• PROBLEM REQUIREMENTS
Pick out every line in the data below that holds "являются".

• DATA SECTION
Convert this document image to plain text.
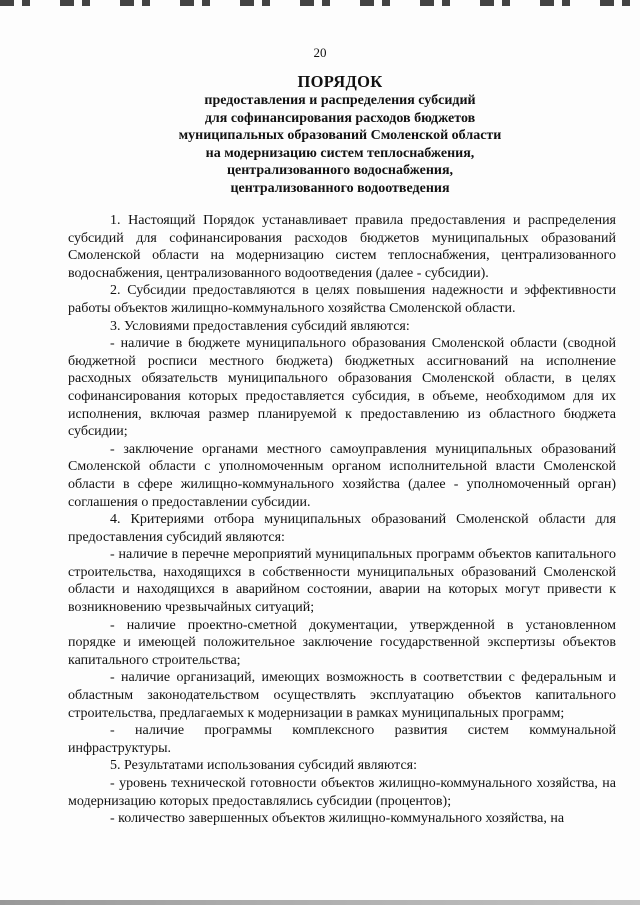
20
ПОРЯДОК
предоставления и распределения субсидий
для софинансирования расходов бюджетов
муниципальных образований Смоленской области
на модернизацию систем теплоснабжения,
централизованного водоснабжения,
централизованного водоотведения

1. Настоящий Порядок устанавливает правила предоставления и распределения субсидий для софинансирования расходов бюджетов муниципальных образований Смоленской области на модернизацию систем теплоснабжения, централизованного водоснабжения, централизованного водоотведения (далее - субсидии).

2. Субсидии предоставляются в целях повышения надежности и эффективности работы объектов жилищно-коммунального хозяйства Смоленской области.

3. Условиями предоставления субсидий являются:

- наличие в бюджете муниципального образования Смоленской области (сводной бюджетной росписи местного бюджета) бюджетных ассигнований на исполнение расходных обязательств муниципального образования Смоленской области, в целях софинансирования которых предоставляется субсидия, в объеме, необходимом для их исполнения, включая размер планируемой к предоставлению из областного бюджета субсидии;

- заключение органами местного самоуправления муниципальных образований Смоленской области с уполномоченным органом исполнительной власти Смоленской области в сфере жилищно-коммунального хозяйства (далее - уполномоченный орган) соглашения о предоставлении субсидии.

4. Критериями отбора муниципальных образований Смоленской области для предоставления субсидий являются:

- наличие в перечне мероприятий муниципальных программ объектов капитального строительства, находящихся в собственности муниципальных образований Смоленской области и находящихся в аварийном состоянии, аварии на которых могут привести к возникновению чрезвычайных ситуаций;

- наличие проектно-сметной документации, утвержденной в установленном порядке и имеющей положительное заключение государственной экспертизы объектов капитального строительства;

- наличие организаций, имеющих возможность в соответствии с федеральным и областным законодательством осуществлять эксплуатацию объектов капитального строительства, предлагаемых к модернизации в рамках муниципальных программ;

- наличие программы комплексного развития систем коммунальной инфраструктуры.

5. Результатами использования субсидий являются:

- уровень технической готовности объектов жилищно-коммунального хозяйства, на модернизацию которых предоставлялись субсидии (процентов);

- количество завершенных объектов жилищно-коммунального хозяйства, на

• THE RESULT
3. Условиями предоставления субсидий являются:
4. Критериями отбора муниципальных образований Смоленской области для предоставления субсидий являются:
5. Результатами использования субсидий являются:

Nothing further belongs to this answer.